### Exercise brief
Output every line below without omitting or altering anything.

::::::::

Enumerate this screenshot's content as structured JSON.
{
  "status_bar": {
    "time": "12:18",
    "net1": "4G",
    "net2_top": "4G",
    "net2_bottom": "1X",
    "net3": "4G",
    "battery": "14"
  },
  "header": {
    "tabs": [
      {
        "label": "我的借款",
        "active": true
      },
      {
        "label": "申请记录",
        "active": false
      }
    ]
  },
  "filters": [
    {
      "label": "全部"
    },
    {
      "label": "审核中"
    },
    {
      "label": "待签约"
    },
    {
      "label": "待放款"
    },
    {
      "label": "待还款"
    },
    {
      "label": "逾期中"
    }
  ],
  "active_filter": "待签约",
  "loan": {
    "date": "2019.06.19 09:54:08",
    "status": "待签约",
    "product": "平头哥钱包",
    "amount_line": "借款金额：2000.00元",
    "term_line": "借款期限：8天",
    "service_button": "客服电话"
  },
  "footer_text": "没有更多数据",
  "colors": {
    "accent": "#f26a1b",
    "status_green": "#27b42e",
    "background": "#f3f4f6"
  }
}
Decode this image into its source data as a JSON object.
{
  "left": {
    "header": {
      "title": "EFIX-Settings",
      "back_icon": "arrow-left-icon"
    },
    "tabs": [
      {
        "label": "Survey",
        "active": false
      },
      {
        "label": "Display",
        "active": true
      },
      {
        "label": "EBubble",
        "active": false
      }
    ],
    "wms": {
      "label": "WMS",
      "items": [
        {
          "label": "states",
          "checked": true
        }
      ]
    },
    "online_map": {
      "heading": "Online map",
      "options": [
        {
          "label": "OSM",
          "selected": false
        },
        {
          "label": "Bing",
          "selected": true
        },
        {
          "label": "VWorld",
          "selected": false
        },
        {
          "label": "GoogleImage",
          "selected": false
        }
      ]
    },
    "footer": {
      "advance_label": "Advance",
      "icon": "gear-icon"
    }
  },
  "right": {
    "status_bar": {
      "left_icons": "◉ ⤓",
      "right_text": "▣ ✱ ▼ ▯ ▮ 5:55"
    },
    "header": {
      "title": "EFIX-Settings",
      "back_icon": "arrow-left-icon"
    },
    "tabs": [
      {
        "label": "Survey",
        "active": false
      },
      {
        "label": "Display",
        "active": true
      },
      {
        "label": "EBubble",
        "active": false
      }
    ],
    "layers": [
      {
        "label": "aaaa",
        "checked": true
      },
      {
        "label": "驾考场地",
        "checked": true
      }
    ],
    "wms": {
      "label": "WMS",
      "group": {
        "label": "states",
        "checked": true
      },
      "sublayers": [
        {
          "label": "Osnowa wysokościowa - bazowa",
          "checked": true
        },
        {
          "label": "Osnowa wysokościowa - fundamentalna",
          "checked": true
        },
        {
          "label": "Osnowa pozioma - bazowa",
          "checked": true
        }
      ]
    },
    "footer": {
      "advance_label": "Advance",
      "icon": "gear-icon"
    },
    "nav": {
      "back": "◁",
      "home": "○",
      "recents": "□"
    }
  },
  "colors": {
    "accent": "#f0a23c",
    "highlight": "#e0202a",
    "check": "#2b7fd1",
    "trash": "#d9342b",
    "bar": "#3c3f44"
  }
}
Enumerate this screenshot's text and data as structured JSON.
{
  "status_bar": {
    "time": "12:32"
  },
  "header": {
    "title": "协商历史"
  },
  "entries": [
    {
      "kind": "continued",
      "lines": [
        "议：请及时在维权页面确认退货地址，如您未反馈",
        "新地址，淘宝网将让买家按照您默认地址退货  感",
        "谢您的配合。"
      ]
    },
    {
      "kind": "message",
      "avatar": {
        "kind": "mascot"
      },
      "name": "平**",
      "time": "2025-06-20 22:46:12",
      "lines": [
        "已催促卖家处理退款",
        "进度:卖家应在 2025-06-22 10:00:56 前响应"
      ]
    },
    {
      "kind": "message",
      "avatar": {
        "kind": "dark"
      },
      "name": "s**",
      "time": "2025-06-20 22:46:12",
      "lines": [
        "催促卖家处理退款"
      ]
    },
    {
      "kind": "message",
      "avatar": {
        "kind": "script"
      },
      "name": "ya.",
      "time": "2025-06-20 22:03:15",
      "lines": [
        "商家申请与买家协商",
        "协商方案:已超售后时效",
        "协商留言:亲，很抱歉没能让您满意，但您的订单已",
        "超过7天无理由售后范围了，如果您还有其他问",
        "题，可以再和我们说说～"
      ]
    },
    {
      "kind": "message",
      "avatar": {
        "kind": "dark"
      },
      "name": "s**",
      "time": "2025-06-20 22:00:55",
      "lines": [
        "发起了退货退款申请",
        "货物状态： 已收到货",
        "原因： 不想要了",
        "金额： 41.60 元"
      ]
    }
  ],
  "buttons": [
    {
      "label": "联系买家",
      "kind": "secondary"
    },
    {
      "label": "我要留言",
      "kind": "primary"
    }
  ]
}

::::::::

### Complete answer
Enumerate this screenshot's content as structured JSON.
{
  "status_bar": {
    "time": "12:18",
    "net1": "4G",
    "net2_top": "4G",
    "net2_bottom": "1X",
    "net3": "4G",
    "battery": "14"
  },
  "header": {
    "tabs": [
      {
        "label": "我的借款",
        "active": true
      },
      {
        "label": "申请记录",
        "active": false
      }
    ]
  },
  "filters": [
    {
      "label": "全部"
    },
    {
      "label": "审核中"
    },
    {
      "label": "待签约"
    },
    {
      "label": "待放款"
    },
    {
      "label": "待还款"
    },
    {
      "label": "逾期中"
    }
  ],
  "active_filter": "待签约",
  "loan": {
    "date": "2019.06.19 09:54:08",
    "status": "待签约",
    "product": "平头哥钱包",
    "amount_line": "借款金额：2000.00元",
    "term_line": "借款期限：8天",
    "service_button": "客服电话"
  },
  "footer_text": "没有更多数据",
  "colors": {
    "accent": "#f26a1b",
    "status_green": "#27b42e",
    "background": "#f3f4f6"
  }
}
Decode this image into its source data as a JSON object.
{
  "left": {
    "header": {
      "title": "EFIX-Settings",
      "back_icon": "arrow-left-icon"
    },
    "tabs": [
      {
        "label": "Survey",
        "active": false
      },
      {
        "label": "Display",
        "active": true
      },
      {
        "label": "EBubble",
        "active": false
      }
    ],
    "wms": {
      "label": "WMS",
      "items": [
        {
          "label": "states",
          "checked": true
        }
      ]
    },
    "online_map": {
      "heading": "Online map",
      "options": [
        {
          "label": "OSM",
          "selected": false
        },
        {
          "label": "Bing",
          "selected": true
        },
        {
          "label": "VWorld",
          "selected": false
        },
        {
          "label": "GoogleImage",
          "selected": false
        }
      ]
    },
    "footer": {
      "advance_label": "Advance",
      "icon": "gear-icon"
    }
  },
  "right": {
    "status_bar": {
      "left_icons": "◉ ⤓",
      "right_text": "▣ ✱ ▼ ▯ ▮ 5:55"
    },
    "header": {
      "title": "EFIX-Settings",
      "back_icon": "arrow-left-icon"
    },
    "tabs": [
      {
        "label": "Survey",
        "active": false
      },
      {
        "label": "Display",
        "active": true
      },
      {
        "label": "EBubble",
        "active": false
      }
    ],
    "layers": [
      {
        "label": "aaaa",
        "checked": true
      },
      {
        "label": "驾考场地",
        "checked": true
      }
    ],
    "wms": {
      "label": "WMS",
      "group": {
        "label": "states",
        "checked": true
      },
      "sublayers": [
        {
          "label": "Osnowa wysokościowa - bazowa",
          "checked": true
        },
        {
          "label": "Osnowa wysokościowa - fundamentalna",
          "checked": true
        },
        {
          "label": "Osnowa pozioma - bazowa",
          "checked": true
        }
      ]
    },
    "footer": {
      "advance_label": "Advance",
      "icon": "gear-icon"
    },
    "nav": {
      "back": "◁",
      "home": "○",
      "recents": "□"
    }
  },
  "colors": {
    "accent": "#f0a23c",
    "highlight": "#e0202a",
    "check": "#2b7fd1",
    "trash": "#d9342b",
    "bar": "#3c3f44"
  }
}
Enumerate this screenshot's text and data as structured JSON.
{
  "status_bar": {
    "time": "12:32"
  },
  "header": {
    "title": "协商历史"
  },
  "entries": [
    {
      "kind": "continued",
      "lines": [
        "议：请及时在维权页面确认退货地址，如您未反馈",
        "新地址，淘宝网将让买家按照您默认地址退货  感",
        "谢您的配合。"
      ]
    },
    {
      "kind": "message",
      "avatar": {
        "kind": "mascot"
      },
      "name": "平**",
      "time": "2025-06-20 22:46:12",
      "lines": [
        "已催促卖家处理退款",
        "进度:卖家应在 2025-06-22 10:00:56 前响应"
      ]
    },
    {
      "kind": "message",
      "avatar": {
        "kind": "dark"
      },
      "name": "s**",
      "time": "2025-06-20 22:46:12",
      "lines": [
        "催促卖家处理退款"
      ]
    },
    {
      "kind": "message",
      "avatar": {
        "kind": "script"
      },
      "name": "ya.",
      "time": "2025-06-20 22:03:15",
      "lines": [
        "商家申请与买家协商",
        "协商方案:已超售后时效",
        "协商留言:亲，很抱歉没能让您满意，但您的订单已",
        "超过7天无理由售后范围了，如果您还有其他问",
        "题，可以再和我们说说～"
      ]
    },
    {
      "kind": "message",
      "avatar": {
        "kind": "dark"
      },
      "name": "s**",
      "time": "2025-06-20 22:00:55",
      "lines": [
        "发起了退货退款申请",
        "货物状态： 已收到货",
        "原因： 不想要了",
        "金额： 41.60 元"
      ]
    }
  ],
  "buttons": [
    {
      "label": "联系买家",
      "kind": "secondary"
    },
    {
      "label": "我要留言",
      "kind": "primary"
    }
  ]
}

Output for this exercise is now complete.